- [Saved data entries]
────────────────────
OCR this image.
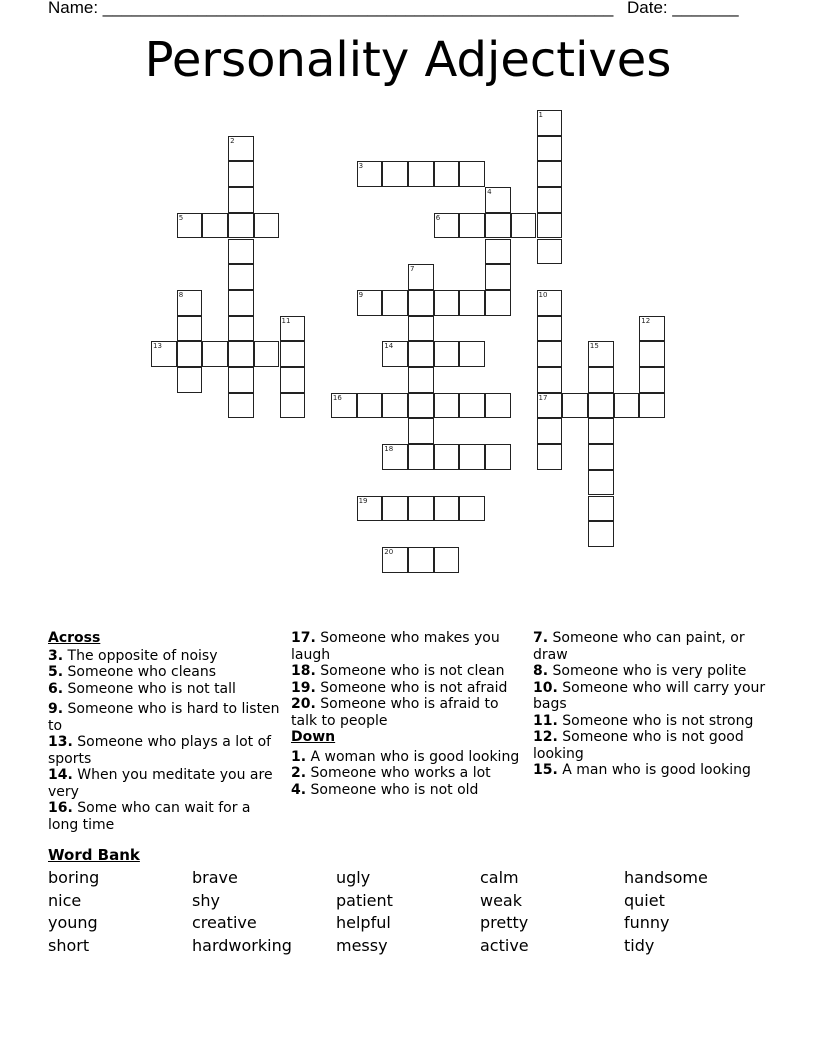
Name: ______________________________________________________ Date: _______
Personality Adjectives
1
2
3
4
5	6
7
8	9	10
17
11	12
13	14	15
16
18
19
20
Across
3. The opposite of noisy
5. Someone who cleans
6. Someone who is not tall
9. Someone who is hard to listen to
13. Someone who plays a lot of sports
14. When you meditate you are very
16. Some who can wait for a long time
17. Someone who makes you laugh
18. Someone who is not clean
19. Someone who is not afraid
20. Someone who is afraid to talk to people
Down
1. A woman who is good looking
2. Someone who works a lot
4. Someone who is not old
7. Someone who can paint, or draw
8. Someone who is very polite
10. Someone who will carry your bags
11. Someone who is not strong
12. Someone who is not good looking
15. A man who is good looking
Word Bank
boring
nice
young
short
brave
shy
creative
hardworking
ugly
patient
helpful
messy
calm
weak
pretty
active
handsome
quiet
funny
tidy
────────────────────
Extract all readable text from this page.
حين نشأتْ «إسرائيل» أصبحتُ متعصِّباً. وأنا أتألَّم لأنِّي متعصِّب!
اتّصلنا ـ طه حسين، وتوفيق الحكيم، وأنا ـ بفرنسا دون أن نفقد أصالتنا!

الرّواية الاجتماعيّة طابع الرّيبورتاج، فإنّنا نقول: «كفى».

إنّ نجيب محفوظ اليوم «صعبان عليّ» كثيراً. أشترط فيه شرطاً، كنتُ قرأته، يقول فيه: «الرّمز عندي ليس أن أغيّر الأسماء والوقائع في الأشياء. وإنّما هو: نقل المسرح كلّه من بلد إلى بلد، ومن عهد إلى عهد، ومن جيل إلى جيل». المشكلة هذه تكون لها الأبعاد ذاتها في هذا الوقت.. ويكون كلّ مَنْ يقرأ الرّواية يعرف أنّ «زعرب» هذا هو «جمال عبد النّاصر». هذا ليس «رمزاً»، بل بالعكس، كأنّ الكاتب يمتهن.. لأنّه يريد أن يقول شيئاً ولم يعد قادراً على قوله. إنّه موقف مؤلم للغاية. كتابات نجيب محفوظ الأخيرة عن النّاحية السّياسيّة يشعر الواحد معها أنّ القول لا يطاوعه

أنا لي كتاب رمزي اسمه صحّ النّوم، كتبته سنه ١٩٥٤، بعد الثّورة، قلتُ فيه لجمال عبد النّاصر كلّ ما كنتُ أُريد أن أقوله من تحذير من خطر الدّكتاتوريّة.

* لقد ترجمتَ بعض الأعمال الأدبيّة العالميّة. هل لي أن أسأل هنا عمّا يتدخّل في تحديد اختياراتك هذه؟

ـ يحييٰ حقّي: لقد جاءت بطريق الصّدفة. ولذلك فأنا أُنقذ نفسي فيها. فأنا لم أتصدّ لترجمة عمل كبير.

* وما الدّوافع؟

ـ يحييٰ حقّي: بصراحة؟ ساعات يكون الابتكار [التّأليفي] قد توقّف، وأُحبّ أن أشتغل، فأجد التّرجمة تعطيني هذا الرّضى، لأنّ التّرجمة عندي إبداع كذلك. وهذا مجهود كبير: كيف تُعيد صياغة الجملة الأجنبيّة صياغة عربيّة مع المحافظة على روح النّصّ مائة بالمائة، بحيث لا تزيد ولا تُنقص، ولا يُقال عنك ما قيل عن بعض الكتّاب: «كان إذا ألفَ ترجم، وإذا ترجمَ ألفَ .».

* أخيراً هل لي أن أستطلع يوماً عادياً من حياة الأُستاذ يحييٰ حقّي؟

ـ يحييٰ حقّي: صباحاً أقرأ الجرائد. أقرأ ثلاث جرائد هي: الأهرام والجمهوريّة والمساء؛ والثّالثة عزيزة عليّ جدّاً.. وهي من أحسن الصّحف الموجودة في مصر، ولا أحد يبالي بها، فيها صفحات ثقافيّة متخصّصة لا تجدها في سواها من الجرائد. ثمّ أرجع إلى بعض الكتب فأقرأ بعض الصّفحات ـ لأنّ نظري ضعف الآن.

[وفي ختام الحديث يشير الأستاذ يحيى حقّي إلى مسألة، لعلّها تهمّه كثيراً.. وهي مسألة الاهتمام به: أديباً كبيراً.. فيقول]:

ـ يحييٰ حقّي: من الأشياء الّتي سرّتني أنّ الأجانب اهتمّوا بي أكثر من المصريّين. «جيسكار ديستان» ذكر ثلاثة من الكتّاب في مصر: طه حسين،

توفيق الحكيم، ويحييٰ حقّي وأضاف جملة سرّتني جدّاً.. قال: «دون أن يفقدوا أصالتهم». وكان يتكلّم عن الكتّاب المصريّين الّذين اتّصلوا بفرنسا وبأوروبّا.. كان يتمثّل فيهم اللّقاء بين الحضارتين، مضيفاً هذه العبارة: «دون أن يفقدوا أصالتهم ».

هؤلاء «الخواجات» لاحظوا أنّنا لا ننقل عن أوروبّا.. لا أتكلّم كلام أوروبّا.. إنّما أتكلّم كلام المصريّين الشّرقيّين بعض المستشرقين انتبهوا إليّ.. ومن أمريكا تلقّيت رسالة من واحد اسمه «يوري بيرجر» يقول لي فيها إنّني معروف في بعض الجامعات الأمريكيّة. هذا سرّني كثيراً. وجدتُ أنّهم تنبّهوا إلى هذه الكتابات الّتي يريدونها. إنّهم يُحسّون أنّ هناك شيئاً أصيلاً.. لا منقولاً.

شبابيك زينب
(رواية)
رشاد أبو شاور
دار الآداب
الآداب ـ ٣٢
────────────────────
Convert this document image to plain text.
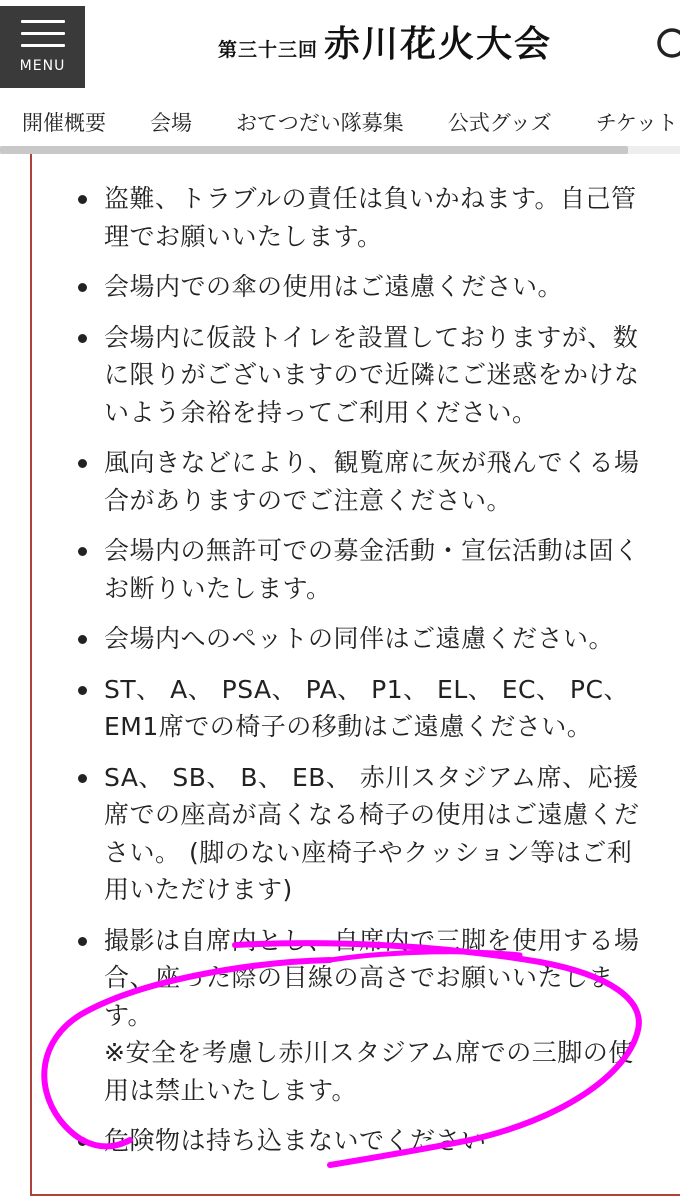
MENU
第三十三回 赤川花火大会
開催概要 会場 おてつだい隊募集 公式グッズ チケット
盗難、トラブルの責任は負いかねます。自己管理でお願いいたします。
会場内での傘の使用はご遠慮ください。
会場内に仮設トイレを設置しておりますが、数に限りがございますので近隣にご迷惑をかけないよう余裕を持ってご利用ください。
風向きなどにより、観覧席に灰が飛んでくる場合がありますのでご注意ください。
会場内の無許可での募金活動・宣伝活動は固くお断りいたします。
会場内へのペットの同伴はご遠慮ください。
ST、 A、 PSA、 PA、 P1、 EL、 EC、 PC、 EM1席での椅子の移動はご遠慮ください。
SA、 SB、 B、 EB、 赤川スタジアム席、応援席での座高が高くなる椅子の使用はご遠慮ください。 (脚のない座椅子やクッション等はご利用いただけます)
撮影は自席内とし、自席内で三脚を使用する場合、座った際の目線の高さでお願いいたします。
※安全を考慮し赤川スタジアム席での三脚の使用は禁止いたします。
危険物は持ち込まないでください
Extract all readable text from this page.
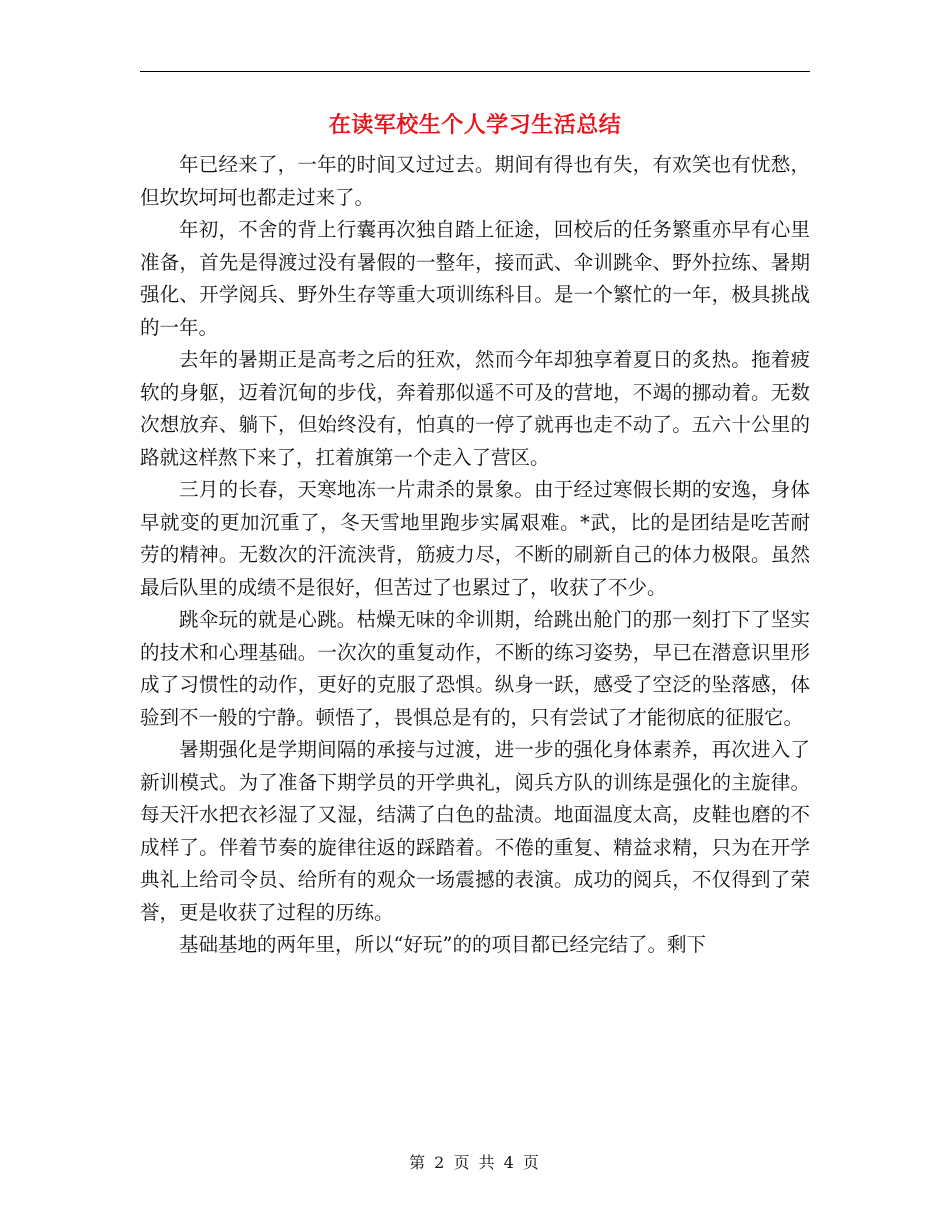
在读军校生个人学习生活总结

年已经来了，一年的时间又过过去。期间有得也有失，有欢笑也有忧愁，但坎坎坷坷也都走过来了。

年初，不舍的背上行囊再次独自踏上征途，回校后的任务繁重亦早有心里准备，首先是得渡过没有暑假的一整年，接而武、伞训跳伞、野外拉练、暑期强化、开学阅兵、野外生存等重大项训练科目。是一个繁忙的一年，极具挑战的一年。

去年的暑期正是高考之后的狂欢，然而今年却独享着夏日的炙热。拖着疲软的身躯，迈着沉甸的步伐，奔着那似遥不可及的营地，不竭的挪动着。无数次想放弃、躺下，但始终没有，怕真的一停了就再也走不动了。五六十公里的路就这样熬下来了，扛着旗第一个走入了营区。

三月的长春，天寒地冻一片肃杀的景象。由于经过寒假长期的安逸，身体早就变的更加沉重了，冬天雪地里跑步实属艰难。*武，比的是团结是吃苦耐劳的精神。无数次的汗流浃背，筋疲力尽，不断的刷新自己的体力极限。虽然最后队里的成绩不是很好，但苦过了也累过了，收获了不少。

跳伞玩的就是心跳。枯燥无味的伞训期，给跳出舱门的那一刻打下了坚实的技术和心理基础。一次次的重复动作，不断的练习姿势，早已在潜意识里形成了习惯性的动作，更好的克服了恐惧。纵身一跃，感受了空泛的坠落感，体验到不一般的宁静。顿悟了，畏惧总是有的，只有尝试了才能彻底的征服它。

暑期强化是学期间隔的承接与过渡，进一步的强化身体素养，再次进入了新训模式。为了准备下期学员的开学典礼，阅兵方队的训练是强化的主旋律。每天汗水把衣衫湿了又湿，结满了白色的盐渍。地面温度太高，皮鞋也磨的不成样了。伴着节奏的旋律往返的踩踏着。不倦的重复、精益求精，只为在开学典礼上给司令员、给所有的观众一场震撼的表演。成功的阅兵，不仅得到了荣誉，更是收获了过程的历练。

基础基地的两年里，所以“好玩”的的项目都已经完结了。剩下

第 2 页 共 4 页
────────────────────
- [THE PROBLEM] Give the count of lines in the listing that hold the word "وأنا", with no other text.

- [ANSWER TO THE TASK] 2